(Data entries for graphics)
start
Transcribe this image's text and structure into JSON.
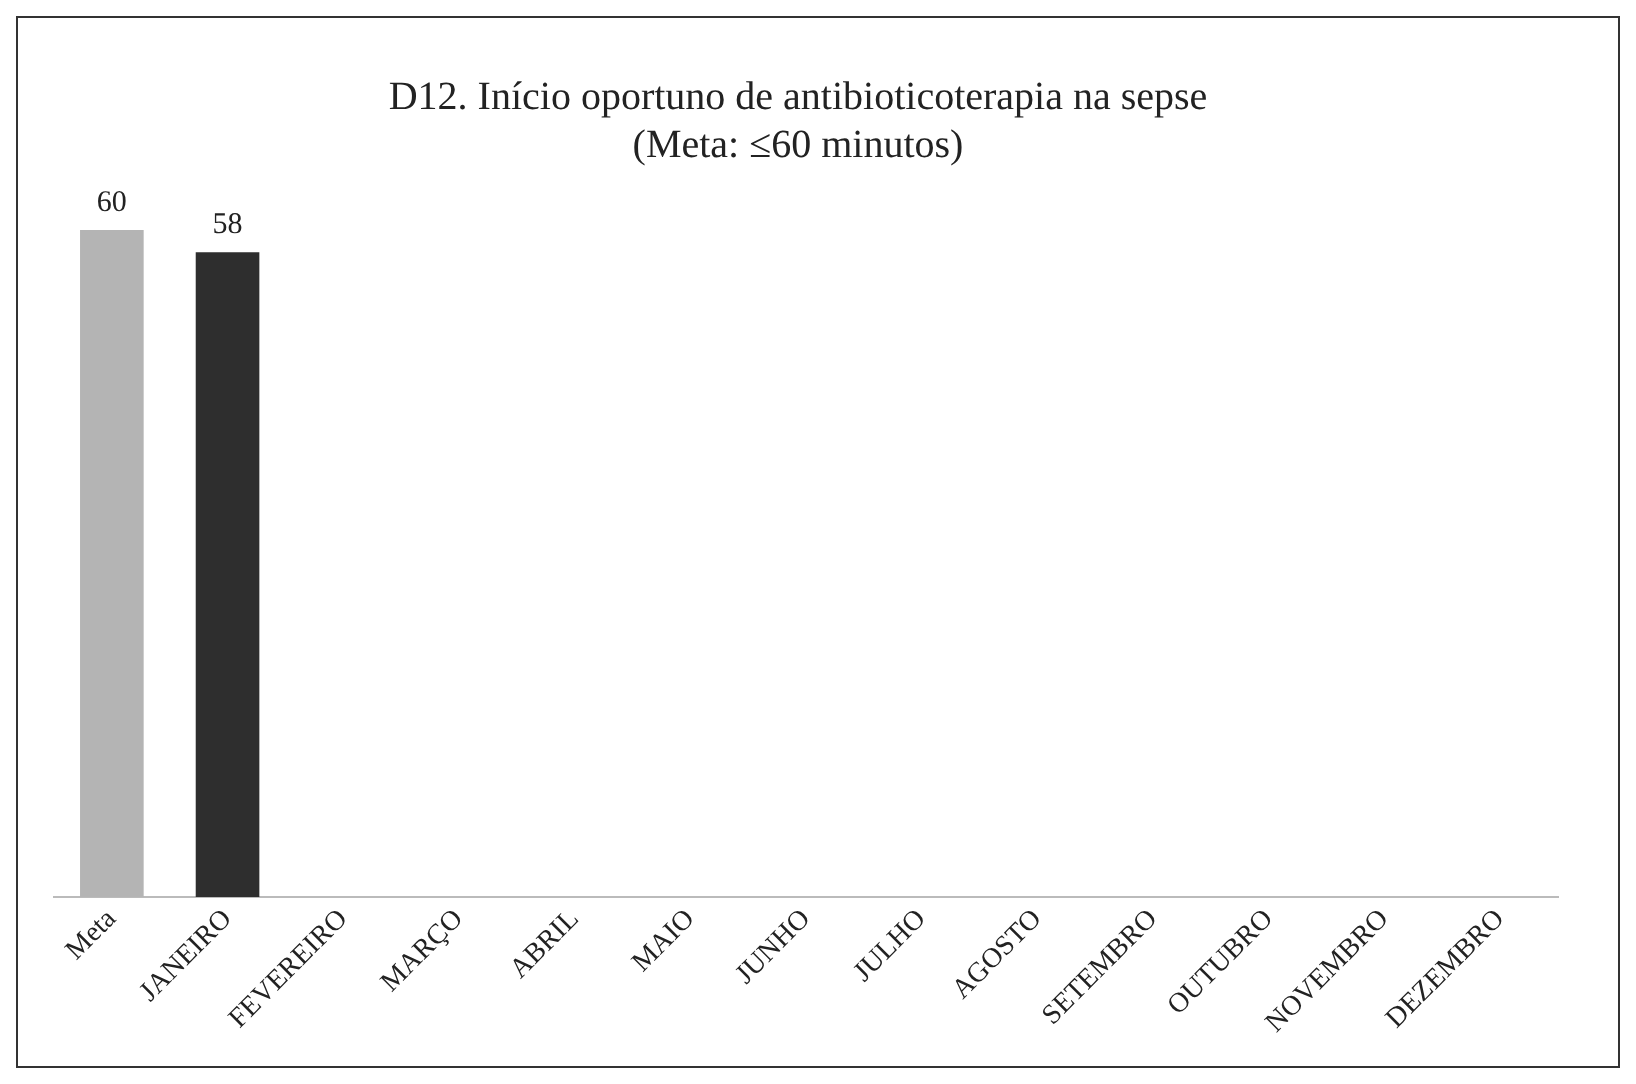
{
  "chart_data": {
    "type": "bar",
    "title": "D12. Início oportuno de antibioticoterapia na sepse",
    "subtitle": "(Meta: ≤60 minutos)",
    "categories": [
      "Meta",
      "JANEIRO",
      "FEVEREIRO",
      "MARÇO",
      "ABRIL",
      "MAIO",
      "JUNHO",
      "JULHO",
      "AGOSTO",
      "SETEMBRO",
      "OUTUBRO",
      "NOVEMBRO",
      "DEZEMBRO"
    ],
    "values": [
      60,
      58,
      null,
      null,
      null,
      null,
      null,
      null,
      null,
      null,
      null,
      null,
      null
    ],
    "colors": [
      "#b4b4b4",
      "#2e2e2e",
      "#2e2e2e",
      "#2e2e2e",
      "#2e2e2e",
      "#2e2e2e",
      "#2e2e2e",
      "#2e2e2e",
      "#2e2e2e",
      "#2e2e2e",
      "#2e2e2e",
      "#2e2e2e",
      "#2e2e2e"
    ],
    "tick_labels": "x",
    "data_labels": true,
    "legend": false
  }
}
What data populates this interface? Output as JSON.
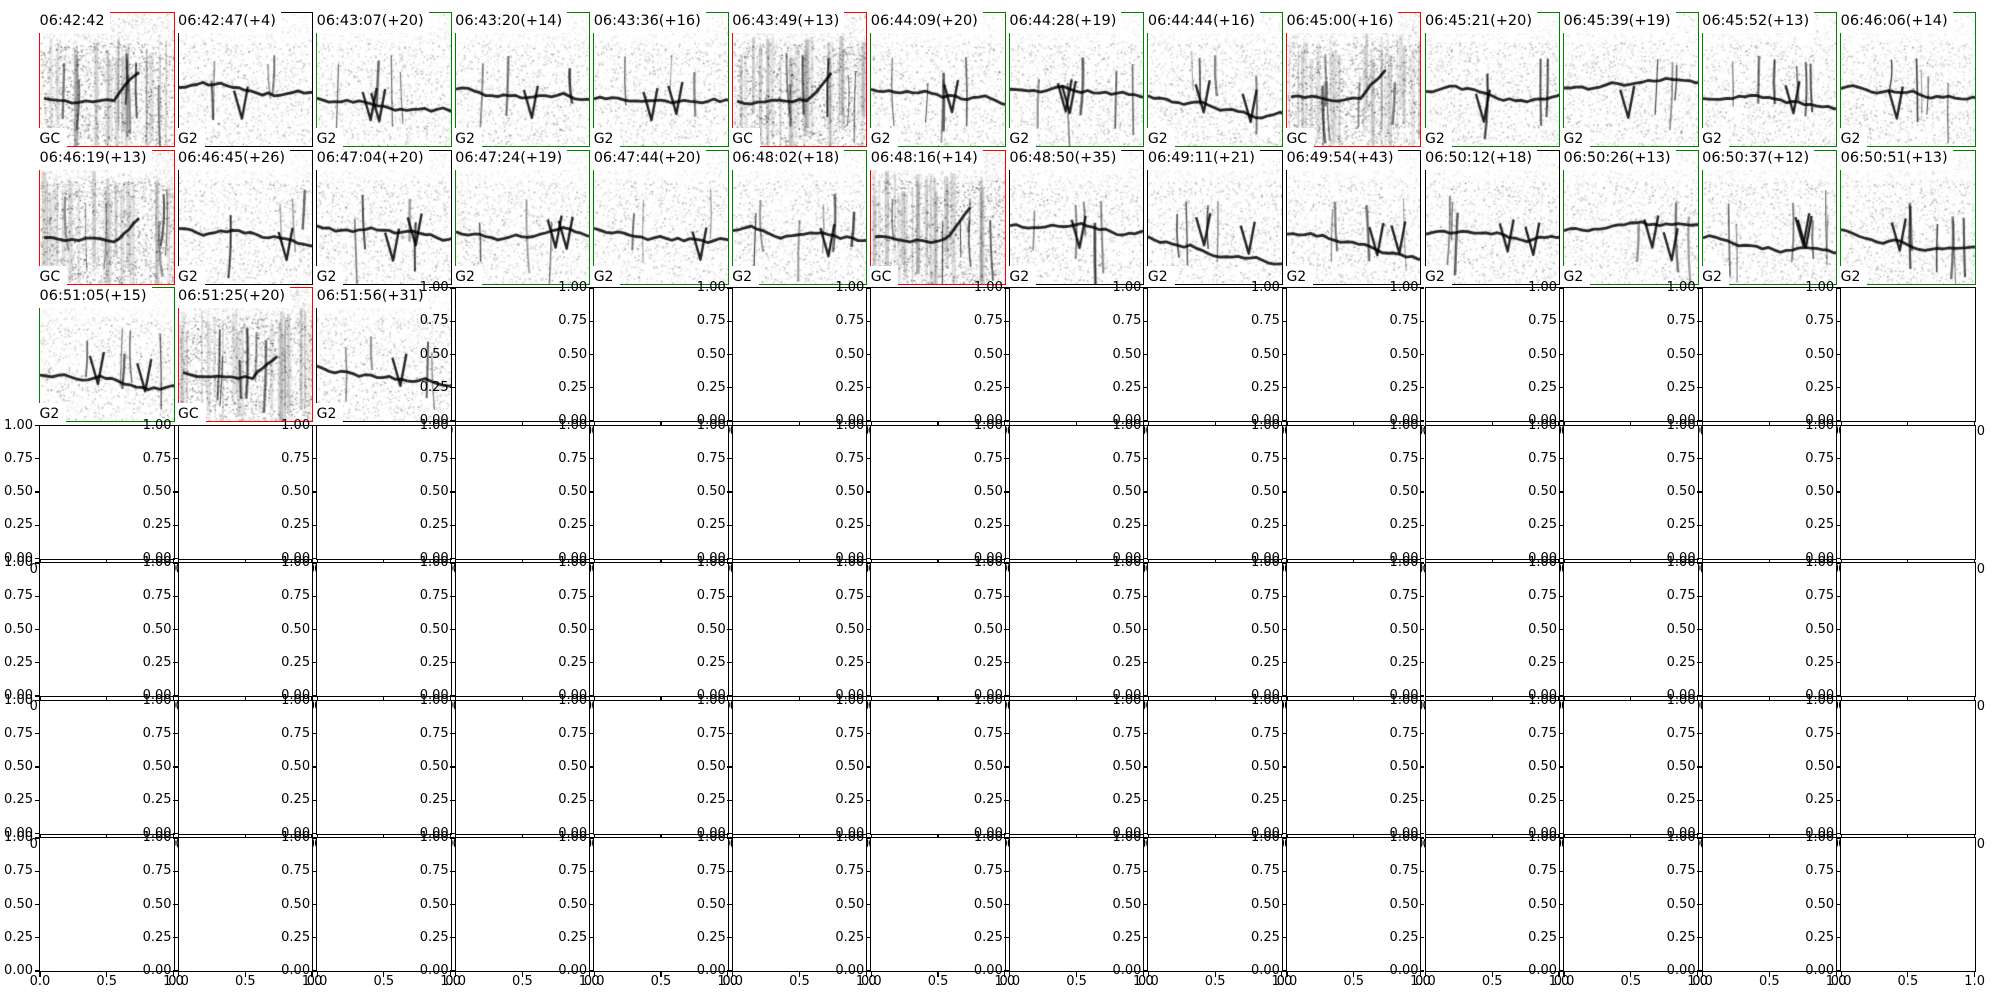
{
  "chart_data": {
    "type": "heatmap",
    "description": "Grid of 31 grayscale spectrogram thumbnails (rows 1-2 full, row 3 has 3) with timestamp titles, inter-call gap in seconds in parentheses, corner class labels, and colored review borders; all remaining grid axes are empty with default 0-1 ticks.",
    "layout": {
      "grid_rows": 7,
      "grid_cols": 14,
      "spectrogram_count": 31,
      "spectrograms_per_row": [
        14,
        14,
        3
      ]
    },
    "panels": [
      {
        "time": "06:42:42",
        "label": "GC",
        "border": "red"
      },
      {
        "time": "06:42:47(+4)",
        "label": "G2",
        "border": "black"
      },
      {
        "time": "06:43:07(+20)",
        "label": "G2",
        "border": "green"
      },
      {
        "time": "06:43:20(+14)",
        "label": "G2",
        "border": "green"
      },
      {
        "time": "06:43:36(+16)",
        "label": "G2",
        "border": "green"
      },
      {
        "time": "06:43:49(+13)",
        "label": "GC",
        "border": "red"
      },
      {
        "time": "06:44:09(+20)",
        "label": "G2",
        "border": "green"
      },
      {
        "time": "06:44:28(+19)",
        "label": "G2",
        "border": "green"
      },
      {
        "time": "06:44:44(+16)",
        "label": "G2",
        "border": "green"
      },
      {
        "time": "06:45:00(+16)",
        "label": "GC",
        "border": "red"
      },
      {
        "time": "06:45:21(+20)",
        "label": "G2",
        "border": "green"
      },
      {
        "time": "06:45:39(+19)",
        "label": "G2",
        "border": "green"
      },
      {
        "time": "06:45:52(+13)",
        "label": "G2",
        "border": "green"
      },
      {
        "time": "06:46:06(+14)",
        "label": "G2",
        "border": "green"
      },
      {
        "time": "06:46:19(+13)",
        "label": "GC",
        "border": "red"
      },
      {
        "time": "06:46:45(+26)",
        "label": "G2",
        "border": "black"
      },
      {
        "time": "06:47:04(+20)",
        "label": "G2",
        "border": "black"
      },
      {
        "time": "06:47:24(+19)",
        "label": "G2",
        "border": "green"
      },
      {
        "time": "06:47:44(+20)",
        "label": "G2",
        "border": "green"
      },
      {
        "time": "06:48:02(+18)",
        "label": "G2",
        "border": "green"
      },
      {
        "time": "06:48:16(+14)",
        "label": "GC",
        "border": "red"
      },
      {
        "time": "06:48:50(+35)",
        "label": "G2",
        "border": "black"
      },
      {
        "time": "06:49:11(+21)",
        "label": "G2",
        "border": "black"
      },
      {
        "time": "06:49:54(+43)",
        "label": "G2",
        "border": "black"
      },
      {
        "time": "06:50:12(+18)",
        "label": "G2",
        "border": "black"
      },
      {
        "time": "06:50:26(+13)",
        "label": "G2",
        "border": "green"
      },
      {
        "time": "06:50:37(+12)",
        "label": "G2",
        "border": "green"
      },
      {
        "time": "06:50:51(+13)",
        "label": "G2",
        "border": "green"
      },
      {
        "time": "06:51:05(+15)",
        "label": "G2",
        "border": "green"
      },
      {
        "time": "06:51:25(+20)",
        "label": "GC",
        "border": "red"
      },
      {
        "time": "06:51:56(+31)",
        "label": "G2",
        "border": "black"
      }
    ],
    "empty_axes": {
      "xlim": [
        0,
        1
      ],
      "ylim": [
        0,
        1
      ],
      "y_tick_labels": [
        "1.00",
        "0.75",
        "0.50",
        "0.25",
        "0.00"
      ],
      "x_tick_labels": [
        "0.0",
        "0.5",
        "1.0"
      ]
    }
  },
  "colors": {
    "red": "#ff0000",
    "green": "#008000",
    "black": "#000000"
  }
}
end
- _YOUR OBJECTIVE_: Print the records word for word and exclude any picture they hold.

- _THE OUTPUT_:
Transcribe this image's text and structure into JSON.
{
  "chart_data": {
    "type": "bar",
    "title": "D12. Início oportuno de antibioticoterapia na sepse",
    "subtitle": "(Meta: ≤60 minutos)",
    "categories": [
      "Meta",
      "JANEIRO",
      "FEVEREIRO",
      "MARÇO",
      "ABRIL",
      "MAIO",
      "JUNHO",
      "JULHO",
      "AGOSTO",
      "SETEMBRO",
      "OUTUBRO",
      "NOVEMBRO",
      "DEZEMBRO"
    ],
    "values": [
      60,
      58,
      null,
      null,
      null,
      null,
      null,
      null,
      null,
      null,
      null,
      null,
      null
    ],
    "colors": [
      "#b4b4b4",
      "#2e2e2e",
      "#2e2e2e",
      "#2e2e2e",
      "#2e2e2e",
      "#2e2e2e",
      "#2e2e2e",
      "#2e2e2e",
      "#2e2e2e",
      "#2e2e2e",
      "#2e2e2e",
      "#2e2e2e",
      "#2e2e2e"
    ],
    "tick_labels": "x",
    "data_labels": true,
    "legend": false
  }
}
What data populates this interface? Output as JSON.
{
  "chart_data": {
    "type": "heatmap",
    "description": "Grid of 31 grayscale spectrogram thumbnails (rows 1-2 full, row 3 has 3) with timestamp titles, inter-call gap in seconds in parentheses, corner class labels, and colored review borders; all remaining grid axes are empty with default 0-1 ticks.",
    "layout": {
      "grid_rows": 7,
      "grid_cols": 14,
      "spectrogram_count": 31,
      "spectrograms_per_row": [
        14,
        14,
        3
      ]
    },
    "panels": [
      {
        "time": "06:42:42",
        "label": "GC",
        "border": "red"
      },
      {
        "time": "06:42:47(+4)",
        "label": "G2",
        "border": "black"
      },
      {
        "time": "06:43:07(+20)",
        "label": "G2",
        "border": "green"
      },
      {
        "time": "06:43:20(+14)",
        "label": "G2",
        "border": "green"
      },
      {
        "time": "06:43:36(+16)",
        "label": "G2",
        "border": "green"
      },
      {
        "time": "06:43:49(+13)",
        "label": "GC",
        "border": "red"
      },
      {
        "time": "06:44:09(+20)",
        "label": "G2",
        "border": "green"
      },
      {
        "time": "06:44:28(+19)",
        "label": "G2",
        "border": "green"
      },
      {
        "time": "06:44:44(+16)",
        "label": "G2",
        "border": "green"
      },
      {
        "time": "06:45:00(+16)",
        "label": "GC",
        "border": "red"
      },
      {
        "time": "06:45:21(+20)",
        "label": "G2",
        "border": "green"
      },
      {
        "time": "06:45:39(+19)",
        "label": "G2",
        "border": "green"
      },
      {
        "time": "06:45:52(+13)",
        "label": "G2",
        "border": "green"
      },
      {
        "time": "06:46:06(+14)",
        "label": "G2",
        "border": "green"
      },
      {
        "time": "06:46:19(+13)",
        "label": "GC",
        "border": "red"
      },
      {
        "time": "06:46:45(+26)",
        "label": "G2",
        "border": "black"
      },
      {
        "time": "06:47:04(+20)",
        "label": "G2",
        "border": "black"
      },
      {
        "time": "06:47:24(+19)",
        "label": "G2",
        "border": "green"
      },
      {
        "time": "06:47:44(+20)",
        "label": "G2",
        "border": "green"
      },
      {
        "time": "06:48:02(+18)",
        "label": "G2",
        "border": "green"
      },
      {
        "time": "06:48:16(+14)",
        "label": "GC",
        "border": "red"
      },
      {
        "time": "06:48:50(+35)",
        "label": "G2",
        "border": "black"
      },
      {
        "time": "06:49:11(+21)",
        "label": "G2",
        "border": "black"
      },
      {
        "time": "06:49:54(+43)",
        "label": "G2",
        "border": "black"
      },
      {
        "time": "06:50:12(+18)",
        "label": "G2",
        "border": "black"
      },
      {
        "time": "06:50:26(+13)",
        "label": "G2",
        "border": "green"
      },
      {
        "time": "06:50:37(+12)",
        "label": "G2",
        "border": "green"
      },
      {
        "time": "06:50:51(+13)",
        "label": "G2",
        "border": "green"
      },
      {
        "time": "06:51:05(+15)",
        "label": "G2",
        "border": "green"
      },
      {
        "time": "06:51:25(+20)",
        "label": "GC",
        "border": "red"
      },
      {
        "time": "06:51:56(+31)",
        "label": "G2",
        "border": "black"
      }
    ],
    "empty_axes": {
      "xlim": [
        0,
        1
      ],
      "ylim": [
        0,
        1
      ],
      "y_tick_labels": [
        "1.00",
        "0.75",
        "0.50",
        "0.25",
        "0.00"
      ],
      "x_tick_labels": [
        "0.0",
        "0.5",
        "1.0"
      ]
    }
  },
  "colors": {
    "red": "#ff0000",
    "green": "#008000",
    "black": "#000000"
  }
}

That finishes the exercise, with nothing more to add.